[PROMPT]:
Return the stretch of the records from the very first line through the line containing "bar-chart: 25 20", including both ends, with each line unchanged.

##### GIVEN DATA

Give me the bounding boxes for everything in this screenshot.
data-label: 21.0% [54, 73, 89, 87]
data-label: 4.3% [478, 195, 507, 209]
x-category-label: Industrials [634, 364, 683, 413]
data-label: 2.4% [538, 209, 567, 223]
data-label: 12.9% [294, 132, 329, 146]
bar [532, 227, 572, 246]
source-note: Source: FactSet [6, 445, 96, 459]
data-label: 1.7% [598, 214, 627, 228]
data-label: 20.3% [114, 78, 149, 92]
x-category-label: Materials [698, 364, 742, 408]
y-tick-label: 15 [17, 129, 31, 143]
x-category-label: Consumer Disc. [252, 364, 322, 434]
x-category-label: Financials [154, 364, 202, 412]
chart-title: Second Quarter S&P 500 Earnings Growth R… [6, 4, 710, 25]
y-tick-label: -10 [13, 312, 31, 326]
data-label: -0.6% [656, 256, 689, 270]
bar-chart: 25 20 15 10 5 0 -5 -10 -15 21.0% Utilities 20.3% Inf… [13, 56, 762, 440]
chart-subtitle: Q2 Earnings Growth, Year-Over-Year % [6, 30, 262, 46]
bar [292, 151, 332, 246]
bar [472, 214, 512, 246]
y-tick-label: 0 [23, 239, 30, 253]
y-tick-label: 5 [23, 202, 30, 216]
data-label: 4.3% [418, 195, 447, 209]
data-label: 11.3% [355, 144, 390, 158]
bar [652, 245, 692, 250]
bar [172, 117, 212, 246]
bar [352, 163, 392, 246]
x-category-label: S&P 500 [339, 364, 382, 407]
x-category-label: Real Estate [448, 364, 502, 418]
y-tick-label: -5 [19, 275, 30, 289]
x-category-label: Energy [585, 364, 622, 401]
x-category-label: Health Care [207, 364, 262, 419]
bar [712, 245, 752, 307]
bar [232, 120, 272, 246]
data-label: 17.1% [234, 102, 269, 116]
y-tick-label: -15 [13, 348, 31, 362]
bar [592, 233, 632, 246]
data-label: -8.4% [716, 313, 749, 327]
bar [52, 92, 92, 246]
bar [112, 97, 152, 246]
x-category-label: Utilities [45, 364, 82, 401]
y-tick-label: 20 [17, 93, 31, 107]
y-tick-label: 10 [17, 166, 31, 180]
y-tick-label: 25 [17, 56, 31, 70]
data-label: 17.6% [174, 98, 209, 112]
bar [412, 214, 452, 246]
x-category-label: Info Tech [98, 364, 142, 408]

##########

[RESPONSE FOR THIS EXERCISE]:
Give me the bounding boxes for everything in this screenshot.
data-label: 21.0% [54, 73, 89, 87]
data-label: 4.3% [478, 195, 507, 209]
x-category-label: Industrials [634, 364, 683, 413]
data-label: 2.4% [538, 209, 567, 223]
data-label: 12.9% [294, 132, 329, 146]
bar [532, 227, 572, 246]
source-note: Source: FactSet [6, 445, 96, 459]
data-label: 1.7% [598, 214, 627, 228]
data-label: 20.3% [114, 78, 149, 92]
x-category-label: Materials [698, 364, 742, 408]
y-tick-label: 15 [17, 129, 31, 143]
x-category-label: Consumer Disc. [252, 364, 322, 434]
x-category-label: Financials [154, 364, 202, 412]
chart-title: Second Quarter S&P 500 Earnings Growth R… [6, 4, 710, 25]
y-tick-label: -10 [13, 312, 31, 326]
data-label: -0.6% [656, 256, 689, 270]
bar-chart: 25 20 15 10 5 0 -5 -10 -15 21.0% Utilities 20.3% Inf… [13, 56, 762, 440]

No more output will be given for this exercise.